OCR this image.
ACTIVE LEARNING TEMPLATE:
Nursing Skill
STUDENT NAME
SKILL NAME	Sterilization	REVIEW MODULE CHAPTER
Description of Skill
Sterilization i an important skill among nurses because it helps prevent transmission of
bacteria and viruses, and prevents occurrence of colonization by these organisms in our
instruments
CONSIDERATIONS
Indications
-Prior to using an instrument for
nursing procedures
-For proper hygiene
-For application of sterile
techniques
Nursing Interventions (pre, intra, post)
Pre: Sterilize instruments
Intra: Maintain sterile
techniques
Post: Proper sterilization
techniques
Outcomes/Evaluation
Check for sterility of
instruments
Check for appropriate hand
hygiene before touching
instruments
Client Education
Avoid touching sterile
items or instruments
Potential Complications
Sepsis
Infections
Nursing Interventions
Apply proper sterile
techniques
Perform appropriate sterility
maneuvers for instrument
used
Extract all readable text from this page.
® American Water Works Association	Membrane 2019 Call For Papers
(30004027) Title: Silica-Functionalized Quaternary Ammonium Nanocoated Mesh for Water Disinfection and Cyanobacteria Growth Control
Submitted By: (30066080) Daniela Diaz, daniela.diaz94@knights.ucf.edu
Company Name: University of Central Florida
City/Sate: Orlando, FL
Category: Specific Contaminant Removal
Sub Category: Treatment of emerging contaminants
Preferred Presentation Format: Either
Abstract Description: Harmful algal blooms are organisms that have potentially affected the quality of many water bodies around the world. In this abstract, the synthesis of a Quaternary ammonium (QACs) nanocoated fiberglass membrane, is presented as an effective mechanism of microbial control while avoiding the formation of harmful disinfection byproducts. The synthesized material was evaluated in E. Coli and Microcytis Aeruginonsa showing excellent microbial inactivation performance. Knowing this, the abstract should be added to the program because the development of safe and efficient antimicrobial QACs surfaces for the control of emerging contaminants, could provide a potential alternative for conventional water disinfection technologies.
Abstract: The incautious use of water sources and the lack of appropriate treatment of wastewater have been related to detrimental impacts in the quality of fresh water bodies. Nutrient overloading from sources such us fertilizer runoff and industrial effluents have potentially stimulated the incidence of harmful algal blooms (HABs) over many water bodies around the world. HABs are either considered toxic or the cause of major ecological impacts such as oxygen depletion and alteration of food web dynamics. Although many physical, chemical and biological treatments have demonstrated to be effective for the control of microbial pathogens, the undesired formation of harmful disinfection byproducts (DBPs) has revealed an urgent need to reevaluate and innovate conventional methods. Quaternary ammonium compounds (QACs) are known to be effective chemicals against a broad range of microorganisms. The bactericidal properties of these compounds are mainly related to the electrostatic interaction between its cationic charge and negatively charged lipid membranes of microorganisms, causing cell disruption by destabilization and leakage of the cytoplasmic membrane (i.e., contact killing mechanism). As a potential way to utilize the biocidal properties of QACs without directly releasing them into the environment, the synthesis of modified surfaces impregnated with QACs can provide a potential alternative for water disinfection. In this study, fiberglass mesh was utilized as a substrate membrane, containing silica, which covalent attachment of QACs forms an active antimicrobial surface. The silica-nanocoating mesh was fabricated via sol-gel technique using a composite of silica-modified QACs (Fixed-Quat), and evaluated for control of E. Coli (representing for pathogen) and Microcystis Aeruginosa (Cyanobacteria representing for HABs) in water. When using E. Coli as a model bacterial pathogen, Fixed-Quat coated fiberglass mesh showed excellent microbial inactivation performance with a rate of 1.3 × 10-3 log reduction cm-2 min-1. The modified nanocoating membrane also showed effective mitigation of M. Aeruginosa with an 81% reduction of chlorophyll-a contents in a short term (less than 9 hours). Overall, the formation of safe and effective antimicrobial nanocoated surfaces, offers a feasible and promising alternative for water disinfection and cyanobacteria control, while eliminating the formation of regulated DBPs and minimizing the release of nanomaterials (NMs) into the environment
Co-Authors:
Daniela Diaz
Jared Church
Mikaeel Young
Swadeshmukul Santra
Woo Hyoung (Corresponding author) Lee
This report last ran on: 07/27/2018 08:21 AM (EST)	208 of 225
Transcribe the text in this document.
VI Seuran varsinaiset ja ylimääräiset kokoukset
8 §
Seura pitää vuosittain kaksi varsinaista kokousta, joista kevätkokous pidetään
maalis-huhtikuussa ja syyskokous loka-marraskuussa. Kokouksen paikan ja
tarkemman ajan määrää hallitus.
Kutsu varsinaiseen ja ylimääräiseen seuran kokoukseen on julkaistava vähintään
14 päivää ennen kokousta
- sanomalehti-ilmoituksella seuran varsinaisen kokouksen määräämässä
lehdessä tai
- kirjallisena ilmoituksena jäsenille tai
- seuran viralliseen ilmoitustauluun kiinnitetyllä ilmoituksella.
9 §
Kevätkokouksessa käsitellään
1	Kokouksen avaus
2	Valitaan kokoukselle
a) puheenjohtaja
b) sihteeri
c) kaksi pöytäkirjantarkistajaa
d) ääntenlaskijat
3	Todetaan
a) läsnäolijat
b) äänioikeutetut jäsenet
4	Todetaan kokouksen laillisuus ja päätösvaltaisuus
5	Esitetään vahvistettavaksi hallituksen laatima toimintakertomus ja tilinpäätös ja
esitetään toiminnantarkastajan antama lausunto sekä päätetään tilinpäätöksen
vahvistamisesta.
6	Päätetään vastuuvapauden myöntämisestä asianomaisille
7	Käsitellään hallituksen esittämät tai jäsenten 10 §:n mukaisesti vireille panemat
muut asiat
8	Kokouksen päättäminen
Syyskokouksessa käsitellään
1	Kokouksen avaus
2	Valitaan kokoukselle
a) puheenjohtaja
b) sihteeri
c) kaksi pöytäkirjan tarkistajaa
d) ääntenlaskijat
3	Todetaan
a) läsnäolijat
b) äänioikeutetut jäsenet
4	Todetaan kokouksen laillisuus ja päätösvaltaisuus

□ □ □ □

▶ [WHAT YOU SHOULD DO] Please copy each line of the records above in which the word "touching" can be found.

▶ [ANSWER TO THIS EXERCISE]
hygiene before touching
Avoid touching sterile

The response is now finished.